### TO BE DONE
Gather every line from the entries below that includes "JSON".

[Entries from a dataset]
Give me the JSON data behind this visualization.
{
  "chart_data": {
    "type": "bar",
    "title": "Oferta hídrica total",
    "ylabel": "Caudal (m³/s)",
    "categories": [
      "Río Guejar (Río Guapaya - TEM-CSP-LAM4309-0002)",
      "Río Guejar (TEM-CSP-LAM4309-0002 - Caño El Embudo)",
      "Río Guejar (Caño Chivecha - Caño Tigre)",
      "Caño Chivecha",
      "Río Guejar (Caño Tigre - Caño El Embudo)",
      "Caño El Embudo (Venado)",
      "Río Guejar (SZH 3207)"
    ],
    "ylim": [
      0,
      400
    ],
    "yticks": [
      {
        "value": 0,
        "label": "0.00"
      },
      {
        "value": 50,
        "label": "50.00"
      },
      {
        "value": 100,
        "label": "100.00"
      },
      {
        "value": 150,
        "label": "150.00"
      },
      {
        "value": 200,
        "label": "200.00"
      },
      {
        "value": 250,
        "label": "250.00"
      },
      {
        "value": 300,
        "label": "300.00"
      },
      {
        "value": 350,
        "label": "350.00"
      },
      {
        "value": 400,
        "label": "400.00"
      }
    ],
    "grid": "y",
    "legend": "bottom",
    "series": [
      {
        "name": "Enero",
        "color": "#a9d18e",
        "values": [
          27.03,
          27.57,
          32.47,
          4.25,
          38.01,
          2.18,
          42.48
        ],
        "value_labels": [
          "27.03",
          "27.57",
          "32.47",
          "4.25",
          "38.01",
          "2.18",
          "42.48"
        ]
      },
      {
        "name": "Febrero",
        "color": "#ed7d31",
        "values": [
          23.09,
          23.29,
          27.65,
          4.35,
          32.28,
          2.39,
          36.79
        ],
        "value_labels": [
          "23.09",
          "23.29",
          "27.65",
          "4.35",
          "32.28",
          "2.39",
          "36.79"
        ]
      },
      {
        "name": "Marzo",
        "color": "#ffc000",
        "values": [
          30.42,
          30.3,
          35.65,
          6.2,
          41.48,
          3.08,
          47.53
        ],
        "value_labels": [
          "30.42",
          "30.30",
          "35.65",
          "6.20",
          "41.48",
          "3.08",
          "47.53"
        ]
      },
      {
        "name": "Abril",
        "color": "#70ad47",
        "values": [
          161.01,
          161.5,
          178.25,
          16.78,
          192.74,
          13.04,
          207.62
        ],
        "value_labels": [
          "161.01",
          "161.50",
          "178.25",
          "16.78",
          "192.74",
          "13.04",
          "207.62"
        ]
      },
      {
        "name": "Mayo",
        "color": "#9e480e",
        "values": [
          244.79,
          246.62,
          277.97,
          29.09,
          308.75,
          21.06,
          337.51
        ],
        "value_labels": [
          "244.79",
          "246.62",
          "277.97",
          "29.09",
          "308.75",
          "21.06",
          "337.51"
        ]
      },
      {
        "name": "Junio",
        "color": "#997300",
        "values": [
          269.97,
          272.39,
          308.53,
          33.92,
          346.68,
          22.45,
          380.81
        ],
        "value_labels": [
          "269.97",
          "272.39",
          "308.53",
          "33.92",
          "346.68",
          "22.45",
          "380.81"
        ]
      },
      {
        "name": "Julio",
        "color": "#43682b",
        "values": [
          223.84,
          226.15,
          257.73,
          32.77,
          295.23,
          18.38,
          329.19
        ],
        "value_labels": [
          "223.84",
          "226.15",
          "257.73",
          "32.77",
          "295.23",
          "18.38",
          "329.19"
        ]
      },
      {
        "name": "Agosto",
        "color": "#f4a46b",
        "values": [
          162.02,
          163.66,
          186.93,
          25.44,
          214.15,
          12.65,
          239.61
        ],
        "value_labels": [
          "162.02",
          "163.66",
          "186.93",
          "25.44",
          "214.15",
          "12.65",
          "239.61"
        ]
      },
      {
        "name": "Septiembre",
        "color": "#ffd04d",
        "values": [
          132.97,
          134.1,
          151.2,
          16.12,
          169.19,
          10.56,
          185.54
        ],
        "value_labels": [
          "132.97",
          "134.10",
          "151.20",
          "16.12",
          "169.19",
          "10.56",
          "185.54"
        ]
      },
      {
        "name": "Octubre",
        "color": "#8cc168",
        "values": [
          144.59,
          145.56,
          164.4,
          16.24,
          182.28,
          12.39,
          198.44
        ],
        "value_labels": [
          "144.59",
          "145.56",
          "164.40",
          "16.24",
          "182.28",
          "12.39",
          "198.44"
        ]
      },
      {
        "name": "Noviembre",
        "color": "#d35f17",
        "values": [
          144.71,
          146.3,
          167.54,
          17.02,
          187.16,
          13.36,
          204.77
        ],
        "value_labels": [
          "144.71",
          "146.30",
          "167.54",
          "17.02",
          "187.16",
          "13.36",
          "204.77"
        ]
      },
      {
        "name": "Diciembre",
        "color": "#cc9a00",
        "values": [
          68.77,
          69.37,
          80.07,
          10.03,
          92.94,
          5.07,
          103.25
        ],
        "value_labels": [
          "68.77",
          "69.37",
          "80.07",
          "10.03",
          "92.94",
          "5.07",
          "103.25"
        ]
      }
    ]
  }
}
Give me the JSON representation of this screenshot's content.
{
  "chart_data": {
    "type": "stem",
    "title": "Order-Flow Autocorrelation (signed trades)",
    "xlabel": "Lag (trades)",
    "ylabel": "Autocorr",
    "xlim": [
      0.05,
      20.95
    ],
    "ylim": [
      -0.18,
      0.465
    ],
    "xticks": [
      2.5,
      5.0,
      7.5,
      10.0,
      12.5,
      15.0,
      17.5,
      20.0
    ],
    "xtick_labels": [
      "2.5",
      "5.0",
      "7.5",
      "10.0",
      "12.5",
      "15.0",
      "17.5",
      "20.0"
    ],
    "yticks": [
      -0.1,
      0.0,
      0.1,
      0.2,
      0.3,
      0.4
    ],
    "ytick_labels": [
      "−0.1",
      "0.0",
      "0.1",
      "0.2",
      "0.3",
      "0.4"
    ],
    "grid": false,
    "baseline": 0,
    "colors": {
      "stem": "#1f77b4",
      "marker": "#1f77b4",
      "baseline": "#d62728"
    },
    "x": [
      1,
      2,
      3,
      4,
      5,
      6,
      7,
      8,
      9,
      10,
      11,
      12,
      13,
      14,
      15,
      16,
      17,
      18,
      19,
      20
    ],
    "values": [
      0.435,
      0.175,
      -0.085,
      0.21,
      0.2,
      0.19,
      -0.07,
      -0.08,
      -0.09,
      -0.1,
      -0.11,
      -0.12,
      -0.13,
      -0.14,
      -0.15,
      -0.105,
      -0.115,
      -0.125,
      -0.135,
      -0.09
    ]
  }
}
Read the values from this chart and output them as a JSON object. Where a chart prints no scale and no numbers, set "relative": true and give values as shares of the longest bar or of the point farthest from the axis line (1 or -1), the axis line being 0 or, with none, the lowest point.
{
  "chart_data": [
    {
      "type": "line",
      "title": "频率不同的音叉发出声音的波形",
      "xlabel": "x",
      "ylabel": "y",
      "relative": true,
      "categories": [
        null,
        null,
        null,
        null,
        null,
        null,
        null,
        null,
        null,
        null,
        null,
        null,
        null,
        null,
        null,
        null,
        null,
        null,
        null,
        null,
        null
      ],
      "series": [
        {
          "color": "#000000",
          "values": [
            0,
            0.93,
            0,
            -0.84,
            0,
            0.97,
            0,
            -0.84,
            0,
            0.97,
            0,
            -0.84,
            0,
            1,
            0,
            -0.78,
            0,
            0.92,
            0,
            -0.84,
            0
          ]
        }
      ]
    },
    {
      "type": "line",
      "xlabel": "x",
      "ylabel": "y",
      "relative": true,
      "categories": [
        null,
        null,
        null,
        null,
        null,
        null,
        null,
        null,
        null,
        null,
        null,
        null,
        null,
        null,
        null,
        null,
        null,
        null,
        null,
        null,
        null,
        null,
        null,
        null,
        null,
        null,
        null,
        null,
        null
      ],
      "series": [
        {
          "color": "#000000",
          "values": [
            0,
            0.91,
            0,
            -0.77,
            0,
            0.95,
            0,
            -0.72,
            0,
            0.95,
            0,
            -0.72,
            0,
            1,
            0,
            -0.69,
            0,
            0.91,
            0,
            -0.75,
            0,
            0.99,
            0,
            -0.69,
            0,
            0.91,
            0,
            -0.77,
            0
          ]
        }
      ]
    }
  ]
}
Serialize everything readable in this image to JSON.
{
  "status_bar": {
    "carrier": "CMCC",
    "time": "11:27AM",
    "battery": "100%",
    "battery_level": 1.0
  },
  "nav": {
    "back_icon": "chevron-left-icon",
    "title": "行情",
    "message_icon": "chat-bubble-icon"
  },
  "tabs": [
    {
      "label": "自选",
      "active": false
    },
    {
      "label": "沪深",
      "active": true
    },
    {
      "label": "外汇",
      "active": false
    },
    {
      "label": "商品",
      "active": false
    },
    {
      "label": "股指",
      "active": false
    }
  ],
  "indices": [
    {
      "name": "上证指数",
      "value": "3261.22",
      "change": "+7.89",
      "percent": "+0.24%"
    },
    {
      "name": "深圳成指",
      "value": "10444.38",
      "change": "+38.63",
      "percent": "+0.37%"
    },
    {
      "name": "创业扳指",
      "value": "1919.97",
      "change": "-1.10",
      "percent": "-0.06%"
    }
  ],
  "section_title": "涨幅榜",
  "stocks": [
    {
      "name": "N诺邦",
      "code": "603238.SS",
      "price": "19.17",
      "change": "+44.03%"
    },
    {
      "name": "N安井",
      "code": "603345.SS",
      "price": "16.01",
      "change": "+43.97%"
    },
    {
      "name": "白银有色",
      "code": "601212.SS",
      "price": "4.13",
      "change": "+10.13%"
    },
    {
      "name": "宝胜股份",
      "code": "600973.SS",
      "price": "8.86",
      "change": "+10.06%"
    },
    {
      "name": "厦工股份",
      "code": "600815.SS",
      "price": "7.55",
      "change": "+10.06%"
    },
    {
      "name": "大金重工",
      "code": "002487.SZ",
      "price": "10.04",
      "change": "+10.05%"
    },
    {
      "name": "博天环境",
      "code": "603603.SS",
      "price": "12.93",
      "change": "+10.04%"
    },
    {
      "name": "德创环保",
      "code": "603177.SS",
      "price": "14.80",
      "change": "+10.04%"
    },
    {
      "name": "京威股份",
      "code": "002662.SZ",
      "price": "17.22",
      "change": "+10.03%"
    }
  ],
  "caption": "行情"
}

### FINISHED EXERCISE
Give me the JSON data behind this visualization.
Give me the JSON representation of this screenshot's content.
Read the values from this chart and output them as a JSON object. Where a chart prints no scale and no numbers, set "relative": true and give values as shares of the longest bar or of the point farthest from the axis line (1 or -1), the axis line being 0 or, with none, the lowest point.
Serialize everything readable in this image to JSON.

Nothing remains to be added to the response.